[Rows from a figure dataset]

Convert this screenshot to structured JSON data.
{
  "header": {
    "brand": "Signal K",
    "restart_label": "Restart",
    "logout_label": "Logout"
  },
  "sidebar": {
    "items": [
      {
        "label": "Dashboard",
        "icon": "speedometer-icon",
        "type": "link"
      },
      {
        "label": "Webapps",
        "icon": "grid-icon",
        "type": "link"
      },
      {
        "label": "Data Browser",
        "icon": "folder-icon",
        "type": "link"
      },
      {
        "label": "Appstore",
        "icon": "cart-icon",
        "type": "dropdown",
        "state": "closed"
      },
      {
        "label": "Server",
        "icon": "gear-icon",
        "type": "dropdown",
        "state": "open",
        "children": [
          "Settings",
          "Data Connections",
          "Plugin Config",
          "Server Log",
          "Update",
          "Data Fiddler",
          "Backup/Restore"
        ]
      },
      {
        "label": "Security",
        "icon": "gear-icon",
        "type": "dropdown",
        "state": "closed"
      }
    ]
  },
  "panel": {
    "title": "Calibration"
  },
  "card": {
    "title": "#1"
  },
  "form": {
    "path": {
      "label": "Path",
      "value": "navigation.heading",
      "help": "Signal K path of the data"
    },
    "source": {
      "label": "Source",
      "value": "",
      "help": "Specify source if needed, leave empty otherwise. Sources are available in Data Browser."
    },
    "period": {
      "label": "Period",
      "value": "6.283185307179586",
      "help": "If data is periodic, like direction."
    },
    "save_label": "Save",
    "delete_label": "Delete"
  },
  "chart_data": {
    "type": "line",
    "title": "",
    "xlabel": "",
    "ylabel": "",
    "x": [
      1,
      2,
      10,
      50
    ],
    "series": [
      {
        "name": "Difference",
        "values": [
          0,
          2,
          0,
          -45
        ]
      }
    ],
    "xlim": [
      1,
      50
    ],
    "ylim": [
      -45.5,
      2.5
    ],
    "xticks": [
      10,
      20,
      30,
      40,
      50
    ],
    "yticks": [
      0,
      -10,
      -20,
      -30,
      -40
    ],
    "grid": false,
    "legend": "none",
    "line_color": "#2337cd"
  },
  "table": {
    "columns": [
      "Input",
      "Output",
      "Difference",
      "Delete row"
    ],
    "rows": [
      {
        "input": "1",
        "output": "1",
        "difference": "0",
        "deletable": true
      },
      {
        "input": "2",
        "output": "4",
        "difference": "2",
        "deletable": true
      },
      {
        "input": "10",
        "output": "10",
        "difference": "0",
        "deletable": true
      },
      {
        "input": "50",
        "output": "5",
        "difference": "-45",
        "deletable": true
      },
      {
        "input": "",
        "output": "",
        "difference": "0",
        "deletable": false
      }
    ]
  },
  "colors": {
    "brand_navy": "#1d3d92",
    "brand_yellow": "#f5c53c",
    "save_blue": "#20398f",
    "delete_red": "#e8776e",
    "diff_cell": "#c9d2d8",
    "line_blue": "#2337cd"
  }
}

- Given instruction
Repeat each record exactly, leaving nothing out.

- The completed task
Convert this screenshot to structured JSON data.
{
  "header": {
    "brand": "Signal K",
    "restart_label": "Restart",
    "logout_label": "Logout"
  },
  "sidebar": {
    "items": [
      {
        "label": "Dashboard",
        "icon": "speedometer-icon",
        "type": "link"
      },
      {
        "label": "Webapps",
        "icon": "grid-icon",
        "type": "link"
      },
      {
        "label": "Data Browser",
        "icon": "folder-icon",
        "type": "link"
      },
      {
        "label": "Appstore",
        "icon": "cart-icon",
        "type": "dropdown",
        "state": "closed"
      },
      {
        "label": "Server",
        "icon": "gear-icon",
        "type": "dropdown",
        "state": "open",
        "children": [
          "Settings",
          "Data Connections",
          "Plugin Config",
          "Server Log",
          "Update",
          "Data Fiddler",
          "Backup/Restore"
        ]
      },
      {
        "label": "Security",
        "icon": "gear-icon",
        "type": "dropdown",
        "state": "closed"
      }
    ]
  },
  "panel": {
    "title": "Calibration"
  },
  "card": {
    "title": "#1"
  },
  "form": {
    "path": {
      "label": "Path",
      "value": "navigation.heading",
      "help": "Signal K path of the data"
    },
    "source": {
      "label": "Source",
      "value": "",
      "help": "Specify source if needed, leave empty otherwise. Sources are available in Data Browser."
    },
    "period": {
      "label": "Period",
      "value": "6.283185307179586",
      "help": "If data is periodic, like direction."
    },
    "save_label": "Save",
    "delete_label": "Delete"
  },
  "chart_data": {
    "type": "line",
    "title": "",
    "xlabel": "",
    "ylabel": "",
    "x": [
      1,
      2,
      10,
      50
    ],
    "series": [
      {
        "name": "Difference",
        "values": [
          0,
          2,
          0,
          -45
        ]
      }
    ],
    "xlim": [
      1,
      50
    ],
    "ylim": [
      -45.5,
      2.5
    ],
    "xticks": [
      10,
      20,
      30,
      40,
      50
    ],
    "yticks": [
      0,
      -10,
      -20,
      -30,
      -40
    ],
    "grid": false,
    "legend": "none",
    "line_color": "#2337cd"
  },
  "table": {
    "columns": [
      "Input",
      "Output",
      "Difference",
      "Delete row"
    ],
    "rows": [
      {
        "input": "1",
        "output": "1",
        "difference": "0",
        "deletable": true
      },
      {
        "input": "2",
        "output": "4",
        "difference": "2",
        "deletable": true
      },
      {
        "input": "10",
        "output": "10",
        "difference": "0",
        "deletable": true
      },
      {
        "input": "50",
        "output": "5",
        "difference": "-45",
        "deletable": true
      },
      {
        "input": "",
        "output": "",
        "difference": "0",
        "deletable": false
      }
    ]
  },
  "colors": {
    "brand_navy": "#1d3d92",
    "brand_yellow": "#f5c53c",
    "save_blue": "#20398f",
    "delete_red": "#e8776e",
    "diff_cell": "#c9d2d8",
    "line_blue": "#2337cd"
  }
}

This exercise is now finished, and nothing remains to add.